*What is required*
Work out the number of lines in the records that include the word "Efectos"; reply with that number alone.

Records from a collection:
──────────

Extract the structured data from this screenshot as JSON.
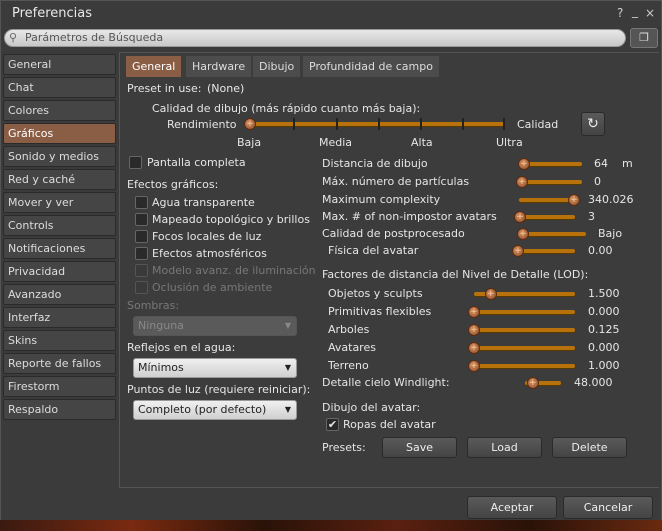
{
  "window": {
    "title": "Preferencias",
    "help": "?",
    "minimize": "_",
    "close": "×"
  },
  "search": {
    "placeholder": "Parámetros de Búsqueda"
  },
  "sidebar": {
    "items": [
      {
        "label": "General"
      },
      {
        "label": "Chat"
      },
      {
        "label": "Colores"
      },
      {
        "label": "Gráficos",
        "selected": true
      },
      {
        "label": "Sonido y medios"
      },
      {
        "label": "Red y caché"
      },
      {
        "label": "Mover y ver"
      },
      {
        "label": "Controls"
      },
      {
        "label": "Notificaciones"
      },
      {
        "label": "Privacidad"
      },
      {
        "label": "Avanzado"
      },
      {
        "label": "Interfaz"
      },
      {
        "label": "Skins"
      },
      {
        "label": "Reporte de fallos"
      },
      {
        "label": "Firestorm"
      },
      {
        "label": "Respaldo"
      }
    ]
  },
  "tabs": [
    {
      "label": "General"
    },
    {
      "label": "Hardware"
    },
    {
      "label": "Dibujo"
    },
    {
      "label": "Profundidad de campo"
    }
  ],
  "preset": {
    "label": "Preset in use:",
    "value": "(None)"
  },
  "quality": {
    "label": "Calidad de dibujo (más rápido cuanto más baja):",
    "left": "Rendimiento",
    "right": "Calidad",
    "level": 0,
    "ticks": [
      "Baja",
      "Media",
      "Alta",
      "Ultra"
    ]
  },
  "left": {
    "fullscreen": "Pantalla completa",
    "effects_label": "Efectos gráficos:",
    "effects": [
      {
        "label": "Agua transparente",
        "checked": false,
        "enabled": true
      },
      {
        "label": "Mapeado topológico y brillos",
        "checked": false,
        "enabled": true
      },
      {
        "label": "Focos locales de luz",
        "checked": false,
        "enabled": true
      },
      {
        "label": "Efectos atmosféricos",
        "checked": false,
        "enabled": true
      },
      {
        "label": "Modelo avanz. de iluminación",
        "checked": false,
        "enabled": false
      },
      {
        "label": "Oclusión de ambiente",
        "checked": false,
        "enabled": false
      }
    ],
    "shadows_label": "Sombras:",
    "shadows_value": "Ninguna",
    "water_label": "Reflejos en el agua:",
    "water_value": "Mínimos",
    "lights_label": "Puntos de luz (requiere reiniciar):",
    "lights_value": "Completo (por defecto)"
  },
  "right": {
    "sliders": [
      {
        "label": "Distancia de dibujo",
        "value": "64",
        "unit": "m",
        "level": 0
      },
      {
        "label": "Máx. número de partículas",
        "value": "0",
        "level": 0
      },
      {
        "label": "Maximum complexity",
        "value": "340.026",
        "level": 1
      },
      {
        "label": "Max. # of non-impostor avatars",
        "value": "3",
        "level": 0
      },
      {
        "label": "Calidad de postprocesado",
        "value": "Bajo",
        "level": 0
      },
      {
        "label": "Física del avatar",
        "value": "0.00",
        "level": 0
      }
    ],
    "lod_label": "Factores de distancia del Nivel de Detalle (LOD):",
    "lod": [
      {
        "label": "Objetos y sculpts",
        "value": "1.500",
        "level": 0.16
      },
      {
        "label": "Primitivas flexibles",
        "value": "0.000",
        "level": 0
      },
      {
        "label": "Arboles",
        "value": "0.125",
        "level": 0
      },
      {
        "label": "Avatares",
        "value": "0.000",
        "level": 0
      },
      {
        "label": "Terreno",
        "value": "1.000",
        "level": 0
      }
    ],
    "windlight": {
      "label": "Detalle cielo Windlight:",
      "value": "48.000",
      "level": 0.2
    },
    "avatar_label": "Dibujo del avatar:",
    "clothes": {
      "label": "Ropas del avatar",
      "checked": true
    },
    "presets_label": "Presets:",
    "save": "Save",
    "load": "Load",
    "delete": "Delete"
  },
  "footer": {
    "ok": "Aceptar",
    "cancel": "Cancelar"
  }
}
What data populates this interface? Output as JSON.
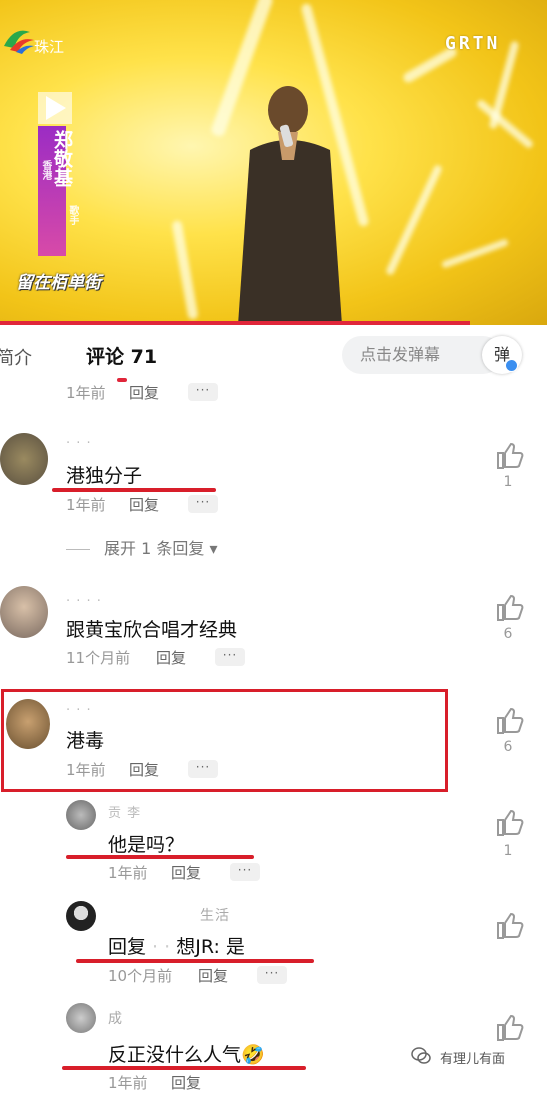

──────────

*Reply to the exercise*
2